-- START Material for this exercise --

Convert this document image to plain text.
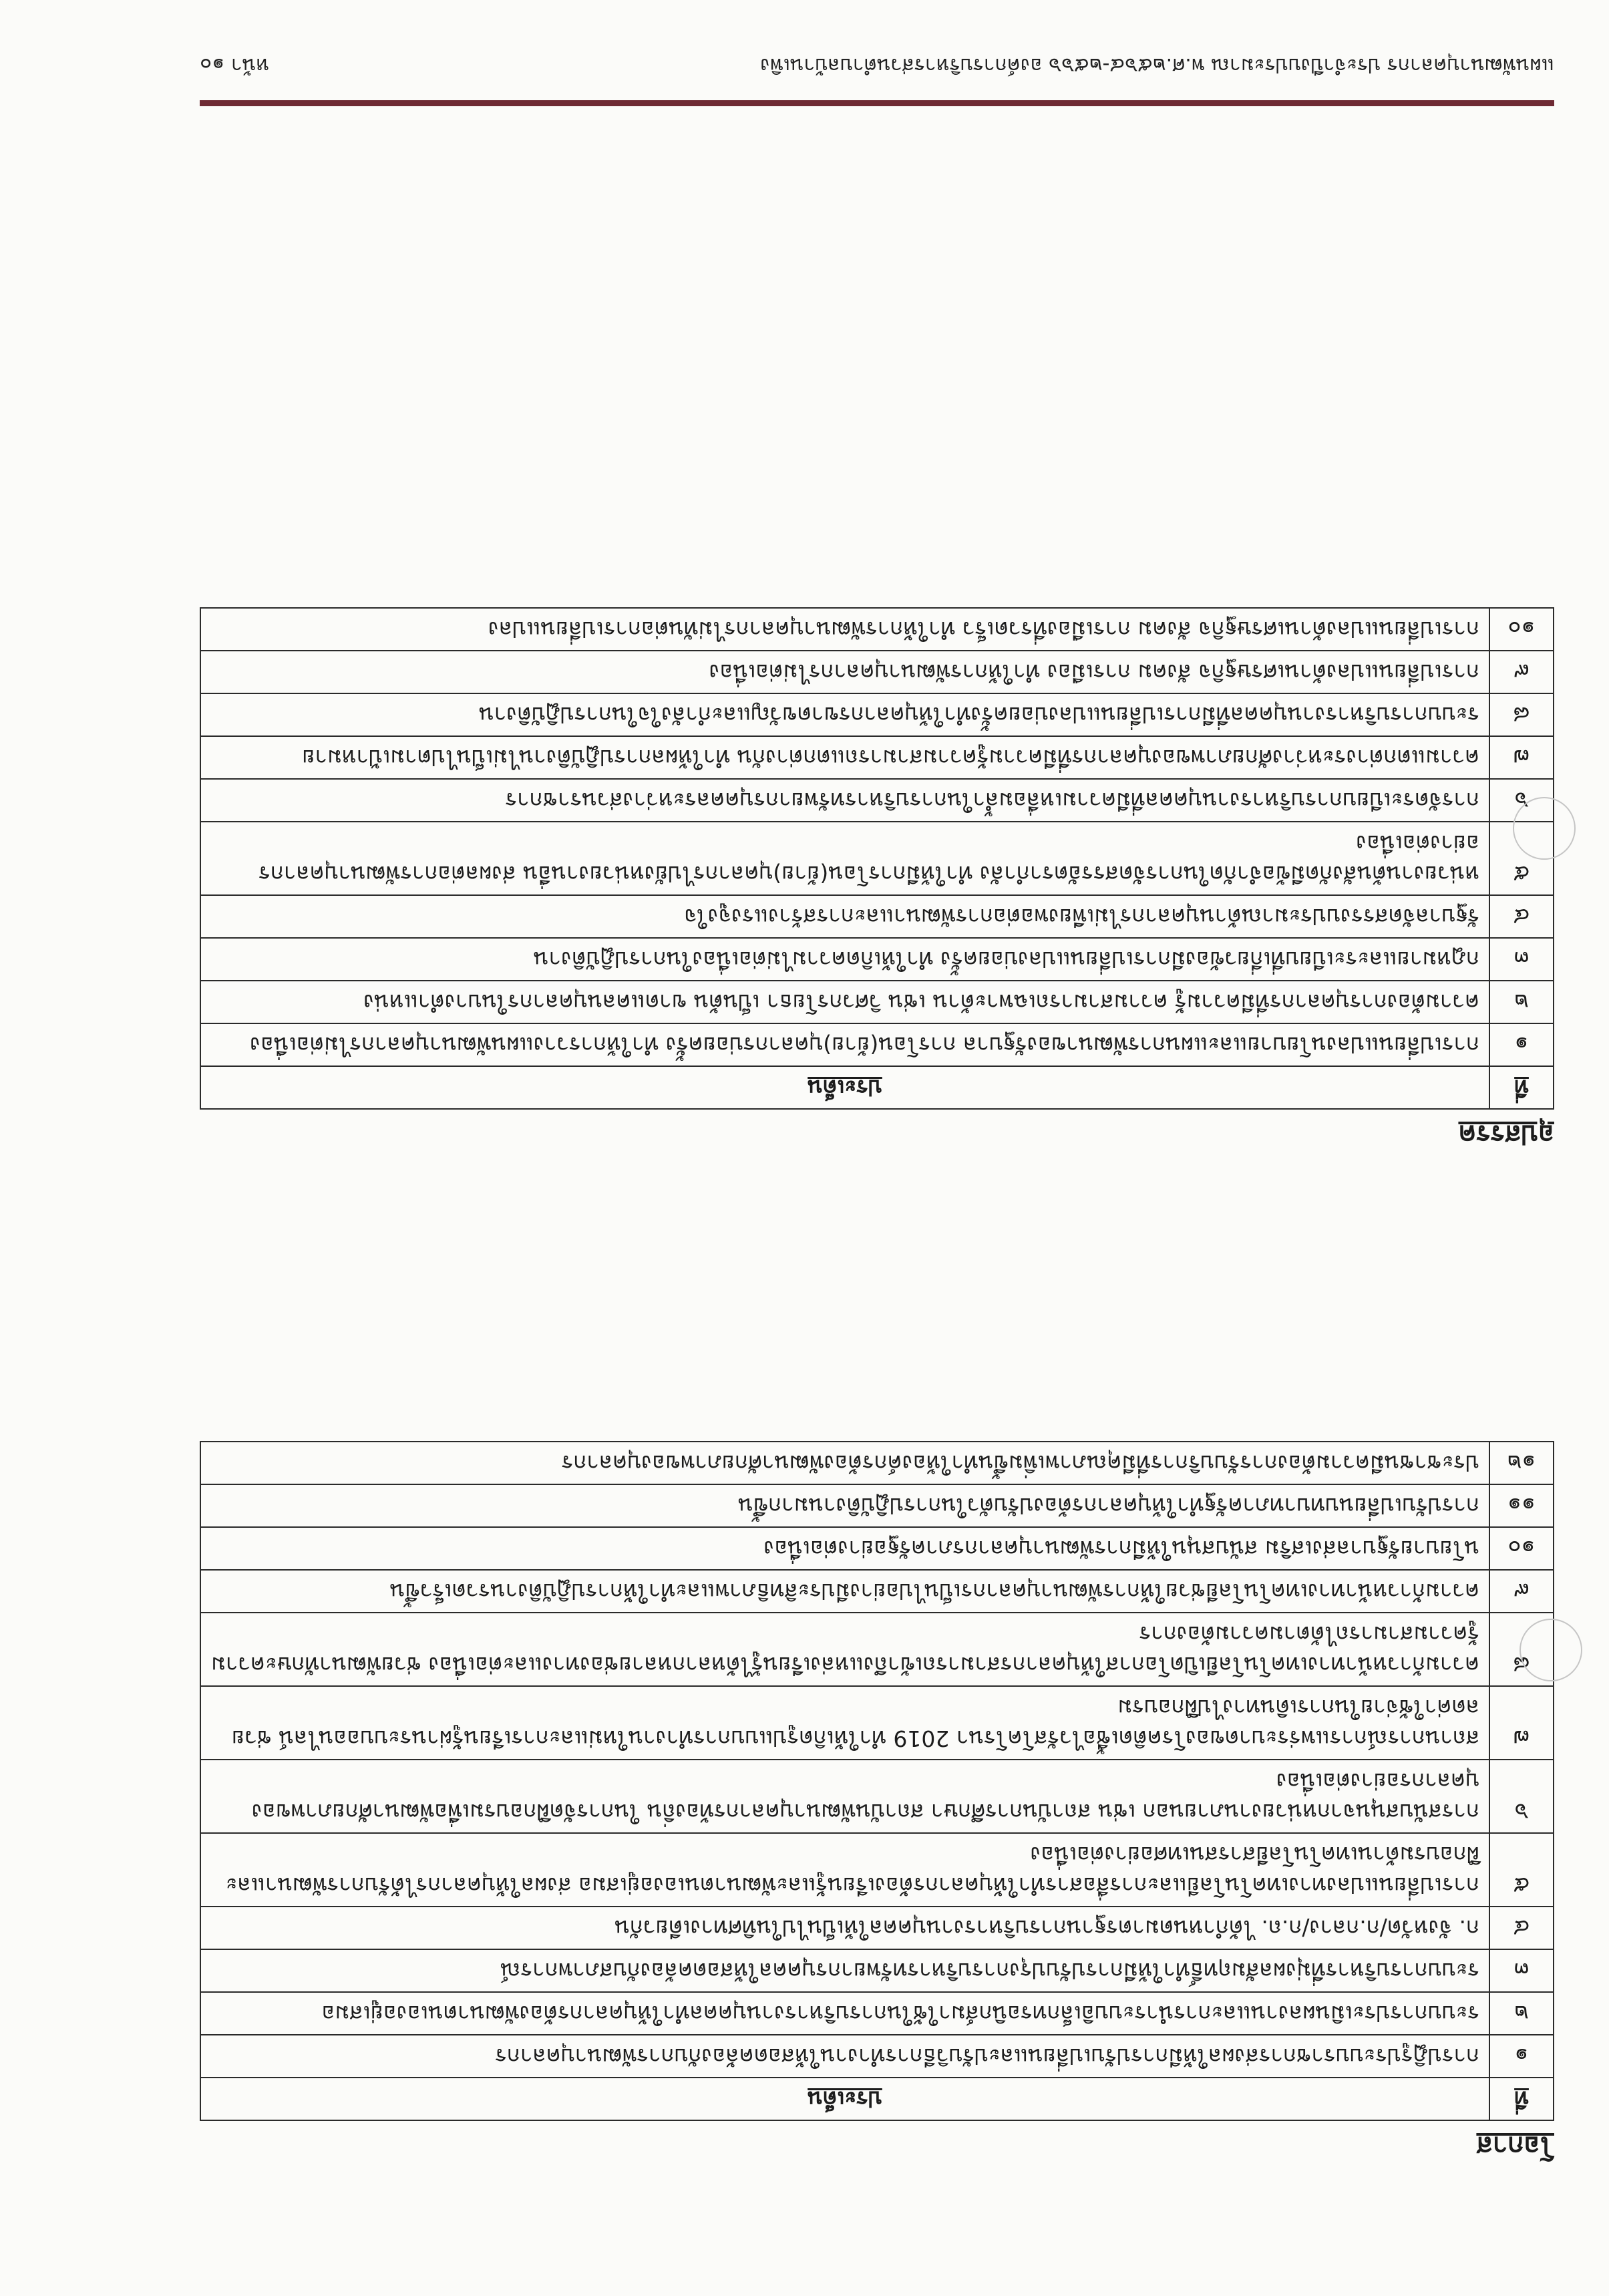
โอกาส
ที่	ประเด็น
๑	การปฏิรูประบบราชการส่งผลให้มีการปรับเปลี่ยนและปรับวิธีการทำงานให้สอดคล้องกับการพัฒนาบุคลากร
๒	ระบบการประเมินผลงานและการนำระบบอิเล็กทรอนิกส์มาใช้ในการบริหารงานบุคคลทำให้บุคลากรต้องพัฒนาตนเองอยู่เสมอ
๓	ระบบการบริหารที่มุ่งผลสัมฤทธิ์ทำให้มีการปรับปรุงการบริหารทรัพยากรบุคคลให้สอดคล้องกับสภาพการณ์
๔	ก. จังหวัด/ก.กลาง/ก.ถ. ได้กำหนดมาตรฐานการบริหารงานบุคคลให้เป็นไปในทิศทางเดียวกัน
๕	การเปลี่ยนแปลงทางเทคโนโลยีและการสื่อสารทำให้บุคลากรต้องเรียนรู้และพัฒนาตนเองอยู่เสมอ ส่งผลให้บุคลากรได้รับการพัฒนาและฝึกอบรมด้านเทคโนโลยีสารสนเทศอย่างต่อเนื่อง
๖	การสนับสนุนจากหน่วยงานภายนอก เช่น สถาบันการศึกษา สถาบันพัฒนาบุคลากรท้องถิ่น ในการจัดฝึกอบรมเพื่อพัฒนาศักยภาพของบุคลากรอย่างต่อเนื่อง
๗	สถานการณ์การแพร่ระบาดของโรคติดเชื้อไวรัสโคโรนา 2019 ทำให้เกิดรูปแบบการทำงานใหม่และการเรียนรู้ผ่านระบบออนไลน์ ช่วยลดค่าใช้จ่ายในการเดินทางไปฝึกอบรม
๘	ความก้าวหน้าทางเทคโนโลยีเปิดโอกาสให้บุคลากรสามารถเข้าถึงแหล่งเรียนรู้ได้หลากหลายช่องทางและต่อเนื่อง ช่วยพัฒนาทักษะความรู้ความสามารถได้ตามความต้องการ
๙	ความก้าวหน้าทางเทคโนโลยีช่วยให้การพัฒนาบุคลากรเป็นไปอย่างมีประสิทธิภาพและทำให้การปฏิบัติงานรวดเร็วขึ้น
๑๐	นโยบายรัฐบาลส่งเสริม สนับสนุนให้มีการพัฒนาบุคลากรภาครัฐอย่างต่อเนื่อง
๑๑	การปรับเปลี่ยนบทบาทภาครัฐทำให้บุคลากรต้องปรับตัวในการปฏิบัติงานมากขึ้น
๑๒	ประชาชนมีความต้องการรับบริการที่มีคุณภาพเพิ่มขึ้นทำให้องค์กรต้องพัฒนาศักยภาพของบุคลากร
อุปสรรค
ที่	ประเด็น
๑	การเปลี่ยนแปลงนโยบายและแผนการพัฒนาของรัฐบาล การโอน(ย้าย)บุคลากรบ่อยครั้ง ทำให้การวางแผนพัฒนาบุคลากรไม่ต่อเนื่อง
๒	ความต้องการบุคลากรที่มีความรู้ ความสามารถเฉพาะด้าน เช่น วิศวกรโยธา เป็นต้น ขาดแคลนบุคลากรในบางตำแหน่ง
๓	กฎหมายและระเบียบที่เกี่ยวข้องมีการเปลี่ยนแปลงบ่อยครั้ง ทำให้เกิดความไม่ต่อเนื่องในการปฏิบัติงาน
๔	รัฐบาลจัดสรรงบประมาณด้านบุคลากรไม่เพียงพอต่อการพัฒนาและการสร้างแรงจูงใจ
๕	หน่วยงานต้นสังกัดมีข้อจำกัดในการจัดสรรอัตรากำลัง ทำให้มีการโอน(ย้าย)บุคลากรไปยังหน่วยงานอื่น ส่งผลต่อการพัฒนาบุคลากรอย่างต่อเนื่อง
๖	การจัดระเบียบการบริหารงานบุคคลที่มีความเหลื่อมล้ำในการบริหารทรัพยากรบุคคลระหว่างส่วนราชการ
๗	ความแตกต่างระหว่างศักยภาพของบุคลากรที่มีความรู้ความสามารถแตกต่างกัน ทำให้ผลการปฏิบัติงานไม่เป็นไปตามเป้าหมาย
๘	ระบบการบริหารงานบุคคลที่มีการเปลี่ยนแปลงบ่อยครั้งทำให้บุคลากรขาดขวัญและกำลังใจในการปฏิบัติงาน
๙	การเปลี่ยนแปลงด้านเศรษฐกิจ สังคม การเมือง ทำให้การพัฒนาบุคลากรไม่ต่อเนื่อง
๑๐	การเปลี่ยนแปลงด้านเศรษฐกิจ สังคม การเมืองที่รวดเร็ว ทำให้การพัฒนาบุคลากรไม่ทันต่อการเปลี่ยนแปลง
แผนพัฒนาบุคลากร ประจำปีงบประมาณ พ.ศ.๒๕๖๔-๒๕๖๖ องค์การบริหารส่วนตำบลบ้านเพิง
หน้า ๑๐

-- END Material for this exercise --

What the task asks:
In the listing, find every line containing the word "หารงานบ" and list it.

Exercise output:
๒	ระบบการประเมินผลงานและการนำระบบอิเล็กทรอนิกส์มาใช้ในการบริหารงานบุคคลทำให้บุคลากรต้องพัฒนาตนเองอยู่เสมอ
๔	ก. จังหวัด/ก.กลาง/ก.ถ. ได้กำหนดมาตรฐานการบริหารงานบุคคลให้เป็นไปในทิศทางเดียวกัน
๖	การจัดระเบียบการบริหารงานบุคคลที่มีความเหลื่อมล้ำในการบริหารทรัพยากรบุคคลระหว่างส่วนราชการ
๘	ระบบการบริหารงานบุคคลที่มีการเปลี่ยนแปลงบ่อยครั้งทำให้บุคลากรขาดขวัญและกำลังใจในการปฏิบัติงาน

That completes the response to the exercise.